Copy each line of the records that holds the string "活动名称".

--- start of Source data ---

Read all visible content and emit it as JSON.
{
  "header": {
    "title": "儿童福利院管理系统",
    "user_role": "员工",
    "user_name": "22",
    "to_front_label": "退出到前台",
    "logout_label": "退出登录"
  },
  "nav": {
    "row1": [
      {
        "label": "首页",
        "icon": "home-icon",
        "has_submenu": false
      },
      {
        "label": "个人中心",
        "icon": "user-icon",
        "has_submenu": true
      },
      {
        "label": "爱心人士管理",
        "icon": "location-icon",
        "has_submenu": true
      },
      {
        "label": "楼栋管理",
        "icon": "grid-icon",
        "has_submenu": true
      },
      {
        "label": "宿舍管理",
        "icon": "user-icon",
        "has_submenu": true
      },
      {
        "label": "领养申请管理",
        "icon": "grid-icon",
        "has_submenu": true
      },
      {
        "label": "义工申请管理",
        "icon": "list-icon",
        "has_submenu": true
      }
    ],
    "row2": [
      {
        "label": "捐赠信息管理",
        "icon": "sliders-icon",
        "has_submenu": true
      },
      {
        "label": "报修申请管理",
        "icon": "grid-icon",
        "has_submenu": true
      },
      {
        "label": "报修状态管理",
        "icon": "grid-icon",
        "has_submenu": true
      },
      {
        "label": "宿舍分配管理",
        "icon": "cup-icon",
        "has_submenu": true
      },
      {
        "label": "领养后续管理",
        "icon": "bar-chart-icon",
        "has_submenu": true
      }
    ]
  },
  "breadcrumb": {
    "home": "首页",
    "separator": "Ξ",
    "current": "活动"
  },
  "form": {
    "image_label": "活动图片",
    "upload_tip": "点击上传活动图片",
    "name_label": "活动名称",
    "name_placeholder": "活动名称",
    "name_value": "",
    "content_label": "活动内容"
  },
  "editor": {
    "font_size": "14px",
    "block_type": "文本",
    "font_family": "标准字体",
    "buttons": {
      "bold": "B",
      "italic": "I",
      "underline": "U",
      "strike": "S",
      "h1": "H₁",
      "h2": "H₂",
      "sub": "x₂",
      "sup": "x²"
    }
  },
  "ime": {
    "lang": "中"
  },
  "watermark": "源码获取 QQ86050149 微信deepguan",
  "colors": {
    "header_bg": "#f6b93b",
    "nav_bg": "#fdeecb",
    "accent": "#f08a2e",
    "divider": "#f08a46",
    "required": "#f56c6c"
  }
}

--- end of Source data ---

» **Task output**:
    "name_label": "活动名称",
    "name_placeholder": "活动名称",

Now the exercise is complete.